_The input:_
◇ ◇ ◇

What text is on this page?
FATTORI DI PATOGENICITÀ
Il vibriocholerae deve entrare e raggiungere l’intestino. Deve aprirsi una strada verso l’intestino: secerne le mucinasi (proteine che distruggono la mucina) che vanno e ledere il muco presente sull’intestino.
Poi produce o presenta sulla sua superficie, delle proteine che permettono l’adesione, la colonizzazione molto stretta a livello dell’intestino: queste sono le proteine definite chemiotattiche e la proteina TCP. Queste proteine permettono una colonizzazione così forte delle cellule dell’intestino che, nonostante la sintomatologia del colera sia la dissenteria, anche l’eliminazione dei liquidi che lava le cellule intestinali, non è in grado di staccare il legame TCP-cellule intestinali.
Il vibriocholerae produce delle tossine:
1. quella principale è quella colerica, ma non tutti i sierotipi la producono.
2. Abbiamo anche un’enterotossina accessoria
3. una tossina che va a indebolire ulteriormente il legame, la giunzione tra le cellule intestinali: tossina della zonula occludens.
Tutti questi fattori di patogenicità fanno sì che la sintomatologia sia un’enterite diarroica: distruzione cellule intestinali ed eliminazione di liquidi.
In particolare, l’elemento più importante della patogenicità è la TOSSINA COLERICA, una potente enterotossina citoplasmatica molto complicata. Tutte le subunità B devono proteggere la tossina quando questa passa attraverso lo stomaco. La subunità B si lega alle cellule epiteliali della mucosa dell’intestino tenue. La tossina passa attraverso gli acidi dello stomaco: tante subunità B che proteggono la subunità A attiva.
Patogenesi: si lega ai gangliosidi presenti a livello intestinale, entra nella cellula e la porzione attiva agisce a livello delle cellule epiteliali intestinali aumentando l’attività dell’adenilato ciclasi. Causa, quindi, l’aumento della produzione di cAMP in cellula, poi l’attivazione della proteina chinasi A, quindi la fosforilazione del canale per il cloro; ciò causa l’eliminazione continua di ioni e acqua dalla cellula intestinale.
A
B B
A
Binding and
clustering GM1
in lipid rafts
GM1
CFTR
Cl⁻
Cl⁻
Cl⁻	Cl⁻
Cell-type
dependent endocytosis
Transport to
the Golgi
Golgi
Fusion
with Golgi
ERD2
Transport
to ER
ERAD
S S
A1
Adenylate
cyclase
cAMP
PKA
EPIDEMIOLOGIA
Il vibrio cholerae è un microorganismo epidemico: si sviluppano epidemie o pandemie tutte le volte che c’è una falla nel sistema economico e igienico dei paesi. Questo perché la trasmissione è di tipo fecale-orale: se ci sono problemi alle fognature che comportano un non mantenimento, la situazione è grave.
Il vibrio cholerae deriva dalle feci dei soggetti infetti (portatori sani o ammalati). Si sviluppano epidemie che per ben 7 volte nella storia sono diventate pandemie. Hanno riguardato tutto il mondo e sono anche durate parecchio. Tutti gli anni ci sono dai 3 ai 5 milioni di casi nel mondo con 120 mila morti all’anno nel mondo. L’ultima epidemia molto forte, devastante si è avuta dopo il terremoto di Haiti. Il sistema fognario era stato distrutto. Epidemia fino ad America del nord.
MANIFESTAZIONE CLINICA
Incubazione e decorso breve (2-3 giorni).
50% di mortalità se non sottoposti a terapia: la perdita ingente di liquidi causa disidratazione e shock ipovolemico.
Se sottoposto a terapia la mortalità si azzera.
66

◇ ◇ ◇

_Problem requirements:_
Print each entry exactly as it was written.

_Result of the exercise:_
What text is on this page?
FATTORI DI PATOGENICITÀ
Il vibriocholerae deve entrare e raggiungere l’intestino. Deve aprirsi una strada verso l’intestino: secerne le mucinasi (proteine che distruggono la mucina) che vanno e ledere il muco presente sull’intestino.
Poi produce o presenta sulla sua superficie, delle proteine che permettono l’adesione, la colonizzazione molto stretta a livello dell’intestino: queste sono le proteine definite chemiotattiche e la proteina TCP. Queste proteine permettono una colonizzazione così forte delle cellule dell’intestino che, nonostante la sintomatologia del colera sia la dissenteria, anche l’eliminazione dei liquidi che lava le cellule intestinali, non è in grado di staccare il legame TCP-cellule intestinali.
Il vibriocholerae produce delle tossine:
1. quella principale è quella colerica, ma non tutti i sierotipi la producono.
2. Abbiamo anche un’enterotossina accessoria
3. una tossina che va a indebolire ulteriormente il legame, la giunzione tra le cellule intestinali: tossina della zonula occludens.
Tutti questi fattori di patogenicità fanno sì che la sintomatologia sia un’enterite diarroica: distruzione cellule intestinali ed eliminazione di liquidi.
In particolare, l’elemento più importante della patogenicità è la TOSSINA COLERICA, una potente enterotossina citoplasmatica molto complicata. Tutte le subunità B devono proteggere la tossina quando questa passa attraverso lo stomaco. La subunità B si lega alle cellule epiteliali della mucosa dell’intestino tenue. La tossina passa attraverso gli acidi dello stomaco: tante subunità B che proteggono la subunità A attiva.
Patogenesi: si lega ai gangliosidi presenti a livello intestinale, entra nella cellula e la porzione attiva agisce a livello delle cellule epiteliali intestinali aumentando l’attività dell’adenilato ciclasi. Causa, quindi, l’aumento della produzione di cAMP in cellula, poi l’attivazione della proteina chinasi A, quindi la fosforilazione del canale per il cloro; ciò causa l’eliminazione continua di ioni e acqua dalla cellula intestinale.
A
B B
A
Binding and
clustering GM1
in lipid rafts
GM1
CFTR
Cl⁻
Cl⁻
Cl⁻	Cl⁻
Cell-type
dependent endocytosis
Transport to
the Golgi
Golgi
Fusion
with Golgi
ERD2
Transport
to ER
ERAD
S S
A1
Adenylate
cyclase
cAMP
PKA
EPIDEMIOLOGIA
Il vibrio cholerae è un microorganismo epidemico: si sviluppano epidemie o pandemie tutte le volte che c’è una falla nel sistema economico e igienico dei paesi. Questo perché la trasmissione è di tipo fecale-orale: se ci sono problemi alle fognature che comportano un non mantenimento, la situazione è grave.
Il vibrio cholerae deriva dalle feci dei soggetti infetti (portatori sani o ammalati). Si sviluppano epidemie che per ben 7 volte nella storia sono diventate pandemie. Hanno riguardato tutto il mondo e sono anche durate parecchio. Tutti gli anni ci sono dai 3 ai 5 milioni di casi nel mondo con 120 mila morti all’anno nel mondo. L’ultima epidemia molto forte, devastante si è avuta dopo il terremoto di Haiti. Il sistema fognario era stato distrutto. Epidemia fino ad America del nord.
MANIFESTAZIONE CLINICA
Incubazione e decorso breve (2-3 giorni).
50% di mortalità se non sottoposti a terapia: la perdita ingente di liquidi causa disidratazione e shock ipovolemico.
Se sottoposto a terapia la mortalità si azzera.
66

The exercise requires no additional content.